Set down, in full, every record in the block.

#### Data to use
•••

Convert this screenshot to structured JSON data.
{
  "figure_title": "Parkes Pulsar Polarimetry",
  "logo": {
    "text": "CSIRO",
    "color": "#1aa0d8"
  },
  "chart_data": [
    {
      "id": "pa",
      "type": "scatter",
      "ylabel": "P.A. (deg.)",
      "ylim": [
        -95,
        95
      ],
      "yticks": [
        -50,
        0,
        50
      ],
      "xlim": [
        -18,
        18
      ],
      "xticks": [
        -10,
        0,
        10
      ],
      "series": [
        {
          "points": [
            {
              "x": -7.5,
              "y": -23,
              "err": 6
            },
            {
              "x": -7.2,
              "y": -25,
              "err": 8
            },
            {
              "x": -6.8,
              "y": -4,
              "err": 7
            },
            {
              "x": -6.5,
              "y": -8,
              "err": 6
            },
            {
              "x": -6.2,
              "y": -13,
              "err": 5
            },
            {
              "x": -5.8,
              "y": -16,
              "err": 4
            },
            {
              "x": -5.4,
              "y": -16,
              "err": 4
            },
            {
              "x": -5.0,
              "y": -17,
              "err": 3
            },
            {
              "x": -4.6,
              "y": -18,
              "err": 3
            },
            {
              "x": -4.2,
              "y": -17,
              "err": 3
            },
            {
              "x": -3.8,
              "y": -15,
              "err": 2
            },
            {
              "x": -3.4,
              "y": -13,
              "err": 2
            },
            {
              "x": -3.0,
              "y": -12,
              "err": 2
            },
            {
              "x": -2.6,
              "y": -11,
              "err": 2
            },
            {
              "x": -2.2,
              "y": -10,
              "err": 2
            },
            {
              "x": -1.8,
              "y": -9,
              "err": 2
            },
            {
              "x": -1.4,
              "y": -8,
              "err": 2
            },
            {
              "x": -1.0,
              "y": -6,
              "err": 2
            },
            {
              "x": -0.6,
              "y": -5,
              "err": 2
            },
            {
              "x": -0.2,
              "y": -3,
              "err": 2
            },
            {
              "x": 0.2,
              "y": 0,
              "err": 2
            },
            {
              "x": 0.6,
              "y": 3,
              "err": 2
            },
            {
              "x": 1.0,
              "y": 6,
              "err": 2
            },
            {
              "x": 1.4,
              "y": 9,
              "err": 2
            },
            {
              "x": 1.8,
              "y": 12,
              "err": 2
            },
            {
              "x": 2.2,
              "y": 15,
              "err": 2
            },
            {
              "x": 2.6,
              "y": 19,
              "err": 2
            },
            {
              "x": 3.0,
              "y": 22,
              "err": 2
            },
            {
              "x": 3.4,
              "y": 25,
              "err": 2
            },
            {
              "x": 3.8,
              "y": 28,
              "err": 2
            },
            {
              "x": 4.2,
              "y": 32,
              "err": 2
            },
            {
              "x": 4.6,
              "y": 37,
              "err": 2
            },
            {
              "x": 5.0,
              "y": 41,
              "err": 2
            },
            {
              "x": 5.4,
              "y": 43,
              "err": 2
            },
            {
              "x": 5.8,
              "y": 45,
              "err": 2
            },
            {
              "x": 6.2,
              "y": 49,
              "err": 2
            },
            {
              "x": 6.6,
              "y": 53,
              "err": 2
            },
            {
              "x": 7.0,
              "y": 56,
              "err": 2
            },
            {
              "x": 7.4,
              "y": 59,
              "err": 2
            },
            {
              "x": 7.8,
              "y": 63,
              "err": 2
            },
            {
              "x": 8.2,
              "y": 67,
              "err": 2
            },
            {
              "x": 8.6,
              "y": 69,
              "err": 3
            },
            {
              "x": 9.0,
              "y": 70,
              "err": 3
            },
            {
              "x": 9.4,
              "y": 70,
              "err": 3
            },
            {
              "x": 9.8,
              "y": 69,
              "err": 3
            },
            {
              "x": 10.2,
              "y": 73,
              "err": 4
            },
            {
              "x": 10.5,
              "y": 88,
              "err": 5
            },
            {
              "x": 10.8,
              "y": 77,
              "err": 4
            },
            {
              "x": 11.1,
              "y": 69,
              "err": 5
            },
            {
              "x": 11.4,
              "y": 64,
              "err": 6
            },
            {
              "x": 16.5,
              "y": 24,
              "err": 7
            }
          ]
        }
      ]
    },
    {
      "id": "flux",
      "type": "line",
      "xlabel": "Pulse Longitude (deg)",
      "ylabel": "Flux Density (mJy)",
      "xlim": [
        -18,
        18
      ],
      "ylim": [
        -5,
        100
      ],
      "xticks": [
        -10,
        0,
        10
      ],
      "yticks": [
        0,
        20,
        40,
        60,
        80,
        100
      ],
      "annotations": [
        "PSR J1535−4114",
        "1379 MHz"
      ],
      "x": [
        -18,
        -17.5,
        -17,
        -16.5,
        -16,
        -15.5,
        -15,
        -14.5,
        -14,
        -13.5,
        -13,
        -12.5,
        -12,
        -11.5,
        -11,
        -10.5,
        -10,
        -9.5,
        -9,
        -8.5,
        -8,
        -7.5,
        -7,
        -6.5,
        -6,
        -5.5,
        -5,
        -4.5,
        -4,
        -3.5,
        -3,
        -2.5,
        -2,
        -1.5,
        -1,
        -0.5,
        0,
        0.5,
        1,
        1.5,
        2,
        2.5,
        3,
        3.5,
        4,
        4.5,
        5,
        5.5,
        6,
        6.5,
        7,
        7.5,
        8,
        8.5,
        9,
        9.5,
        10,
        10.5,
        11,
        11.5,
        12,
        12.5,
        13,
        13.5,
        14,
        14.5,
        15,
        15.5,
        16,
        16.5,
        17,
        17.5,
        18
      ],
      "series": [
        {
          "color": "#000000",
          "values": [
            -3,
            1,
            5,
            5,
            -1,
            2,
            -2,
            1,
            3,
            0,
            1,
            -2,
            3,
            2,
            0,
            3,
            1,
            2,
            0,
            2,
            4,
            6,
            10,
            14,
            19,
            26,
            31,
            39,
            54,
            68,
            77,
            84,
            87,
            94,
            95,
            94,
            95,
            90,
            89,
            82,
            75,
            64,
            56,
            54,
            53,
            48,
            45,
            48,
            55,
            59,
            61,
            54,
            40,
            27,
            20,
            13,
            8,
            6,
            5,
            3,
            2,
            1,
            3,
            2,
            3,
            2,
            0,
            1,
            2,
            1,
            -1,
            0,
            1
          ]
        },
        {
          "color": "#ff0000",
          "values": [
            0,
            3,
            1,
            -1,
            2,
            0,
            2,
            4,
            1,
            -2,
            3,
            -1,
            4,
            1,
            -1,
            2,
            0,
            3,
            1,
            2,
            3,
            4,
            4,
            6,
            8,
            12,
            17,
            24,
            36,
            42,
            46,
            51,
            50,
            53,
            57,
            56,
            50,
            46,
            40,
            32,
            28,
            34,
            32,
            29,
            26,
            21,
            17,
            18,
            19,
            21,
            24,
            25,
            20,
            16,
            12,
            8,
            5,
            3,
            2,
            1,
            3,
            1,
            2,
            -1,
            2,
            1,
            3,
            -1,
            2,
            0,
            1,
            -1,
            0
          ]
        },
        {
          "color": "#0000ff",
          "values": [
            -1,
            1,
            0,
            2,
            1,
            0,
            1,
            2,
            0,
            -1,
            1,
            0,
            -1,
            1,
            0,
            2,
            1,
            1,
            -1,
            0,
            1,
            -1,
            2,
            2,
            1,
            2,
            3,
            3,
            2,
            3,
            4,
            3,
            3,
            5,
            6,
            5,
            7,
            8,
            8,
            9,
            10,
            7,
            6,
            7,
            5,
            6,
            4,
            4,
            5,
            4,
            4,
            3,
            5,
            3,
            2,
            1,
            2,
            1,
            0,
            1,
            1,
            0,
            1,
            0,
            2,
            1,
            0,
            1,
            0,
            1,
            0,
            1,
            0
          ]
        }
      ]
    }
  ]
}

•••

#### The reply
Convert this screenshot to structured JSON data.
{
  "figure_title": "Parkes Pulsar Polarimetry",
  "logo": {
    "text": "CSIRO",
    "color": "#1aa0d8"
  },
  "chart_data": [
    {
      "id": "pa",
      "type": "scatter",
      "ylabel": "P.A. (deg.)",
      "ylim": [
        -95,
        95
      ],
      "yticks": [
        -50,
        0,
        50
      ],
      "xlim": [
        -18,
        18
      ],
      "xticks": [
        -10,
        0,
        10
      ],
      "series": [
        {
          "points": [
            {
              "x": -7.5,
              "y": -23,
              "err": 6
            },
            {
              "x": -7.2,
              "y": -25,
              "err": 8
            },
            {
              "x": -6.8,
              "y": -4,
              "err": 7
            },
            {
              "x": -6.5,
              "y": -8,
              "err": 6
            },
            {
              "x": -6.2,
              "y": -13,
              "err": 5
            },
            {
              "x": -5.8,
              "y": -16,
              "err": 4
            },
            {
              "x": -5.4,
              "y": -16,
              "err": 4
            },
            {
              "x": -5.0,
              "y": -17,
              "err": 3
            },
            {
              "x": -4.6,
              "y": -18,
              "err": 3
            },
            {
              "x": -4.2,
              "y": -17,
              "err": 3
            },
            {
              "x": -3.8,
              "y": -15,
              "err": 2
            },
            {
              "x": -3.4,
              "y": -13,
              "err": 2
            },
            {
              "x": -3.0,
              "y": -12,
              "err": 2
            },
            {
              "x": -2.6,
              "y": -11,
              "err": 2
            },
            {
              "x": -2.2,
              "y": -10,
              "err": 2
            },
            {
              "x": -1.8,
              "y": -9,
              "err": 2
            },
            {
              "x": -1.4,
              "y": -8,
              "err": 2
            },
            {
              "x": -1.0,
              "y": -6,
              "err": 2
            },
            {
              "x": -0.6,
              "y": -5,
              "err": 2
            },
            {
              "x": -0.2,
              "y": -3,
              "err": 2
            },
            {
              "x": 0.2,
              "y": 0,
              "err": 2
            },
            {
              "x": 0.6,
              "y": 3,
              "err": 2
            },
            {
              "x": 1.0,
              "y": 6,
              "err": 2
            },
            {
              "x": 1.4,
              "y": 9,
              "err": 2
            },
            {
              "x": 1.8,
              "y": 12,
              "err": 2
            },
            {
              "x": 2.2,
              "y": 15,
              "err": 2
            },
            {
              "x": 2.6,
              "y": 19,
              "err": 2
            },
            {
              "x": 3.0,
              "y": 22,
              "err": 2
            },
            {
              "x": 3.4,
              "y": 25,
              "err": 2
            },
            {
              "x": 3.8,
              "y": 28,
              "err": 2
            },
            {
              "x": 4.2,
              "y": 32,
              "err": 2
            },
            {
              "x": 4.6,
              "y": 37,
              "err": 2
            },
            {
              "x": 5.0,
              "y": 41,
              "err": 2
            },
            {
              "x": 5.4,
              "y": 43,
              "err": 2
            },
            {
              "x": 5.8,
              "y": 45,
              "err": 2
            },
            {
              "x": 6.2,
              "y": 49,
              "err": 2
            },
            {
              "x": 6.6,
              "y": 53,
              "err": 2
            },
            {
              "x": 7.0,
              "y": 56,
              "err": 2
            },
            {
              "x": 7.4,
              "y": 59,
              "err": 2
            },
            {
              "x": 7.8,
              "y": 63,
              "err": 2
            },
            {
              "x": 8.2,
              "y": 67,
              "err": 2
            },
            {
              "x": 8.6,
              "y": 69,
              "err": 3
            },
            {
              "x": 9.0,
              "y": 70,
              "err": 3
            },
            {
              "x": 9.4,
              "y": 70,
              "err": 3
            },
            {
              "x": 9.8,
              "y": 69,
              "err": 3
            },
            {
              "x": 10.2,
              "y": 73,
              "err": 4
            },
            {
              "x": 10.5,
              "y": 88,
              "err": 5
            },
            {
              "x": 10.8,
              "y": 77,
              "err": 4
            },
            {
              "x": 11.1,
              "y": 69,
              "err": 5
            },
            {
              "x": 11.4,
              "y": 64,
              "err": 6
            },
            {
              "x": 16.5,
              "y": 24,
              "err": 7
            }
          ]
        }
      ]
    },
    {
      "id": "flux",
      "type": "line",
      "xlabel": "Pulse Longitude (deg)",
      "ylabel": "Flux Density (mJy)",
      "xlim": [
        -18,
        18
      ],
      "ylim": [
        -5,
        100
      ],
      "xticks": [
        -10,
        0,
        10
      ],
      "yticks": [
        0,
        20,
        40,
        60,
        80,
        100
      ],
      "annotations": [
        "PSR J1535−4114",
        "1379 MHz"
      ],
      "x": [
        -18,
        -17.5,
        -17,
        -16.5,
        -16,
        -15.5,
        -15,
        -14.5,
        -14,
        -13.5,
        -13,
        -12.5,
        -12,
        -11.5,
        -11,
        -10.5,
        -10,
        -9.5,
        -9,
        -8.5,
        -8,
        -7.5,
        -7,
        -6.5,
        -6,
        -5.5,
        -5,
        -4.5,
        -4,
        -3.5,
        -3,
        -2.5,
        -2,
        -1.5,
        -1,
        -0.5,
        0,
        0.5,
        1,
        1.5,
        2,
        2.5,
        3,
        3.5,
        4,
        4.5,
        5,
        5.5,
        6,
        6.5,
        7,
        7.5,
        8,
        8.5,
        9,
        9.5,
        10,
        10.5,
        11,
        11.5,
        12,
        12.5,
        13,
        13.5,
        14,
        14.5,
        15,
        15.5,
        16,
        16.5,
        17,
        17.5,
        18
      ],
      "series": [
        {
          "color": "#000000",
          "values": [
            -3,
            1,
            5,
            5,
            -1,
            2,
            -2,
            1,
            3,
            0,
            1,
            -2,
            3,
            2,
            0,
            3,
            1,
            2,
            0,
            2,
            4,
            6,
            10,
            14,
            19,
            26,
            31,
            39,
            54,
            68,
            77,
            84,
            87,
            94,
            95,
            94,
            95,
            90,
            89,
            82,
            75,
            64,
            56,
            54,
            53,
            48,
            45,
            48,
            55,
            59,
            61,
            54,
            40,
            27,
            20,
            13,
            8,
            6,
            5,
            3,
            2,
            1,
            3,
            2,
            3,
            2,
            0,
            1,
            2,
            1,
            -1,
            0,
            1
          ]
        },
        {
          "color": "#ff0000",
          "values": [
            0,
            3,
            1,
            -1,
            2,
            0,
            2,
            4,
            1,
            -2,
            3,
            -1,
            4,
            1,
            -1,
            2,
            0,
            3,
            1,
            2,
            3,
            4,
            4,
            6,
            8,
            12,
            17,
            24,
            36,
            42,
            46,
            51,
            50,
            53,
            57,
            56,
            50,
            46,
            40,
            32,
            28,
            34,
            32,
            29,
            26,
            21,
            17,
            18,
            19,
            21,
            24,
            25,
            20,
            16,
            12,
            8,
            5,
            3,
            2,
            1,
            3,
            1,
            2,
            -1,
            2,
            1,
            3,
            -1,
            2,
            0,
            1,
            -1,
            0
          ]
        },
        {
          "color": "#0000ff",
          "values": [
            -1,
            1,
            0,
            2,
            1,
            0,
            1,
            2,
            0,
            -1,
            1,
            0,
            -1,
            1,
            0,
            2,
            1,
            1,
            -1,
            0,
            1,
            -1,
            2,
            2,
            1,
            2,
            3,
            3,
            2,
            3,
            4,
            3,
            3,
            5,
            6,
            5,
            7,
            8,
            8,
            9,
            10,
            7,
            6,
            7,
            5,
            6,
            4,
            4,
            5,
            4,
            4,
            3,
            5,
            3,
            2,
            1,
            2,
            1,
            0,
            1,
            1,
            0,
            1,
            0,
            2,
            1,
            0,
            1,
            0,
            1,
            0,
            1,
            0
          ]
        }
      ]
    }
  ]
}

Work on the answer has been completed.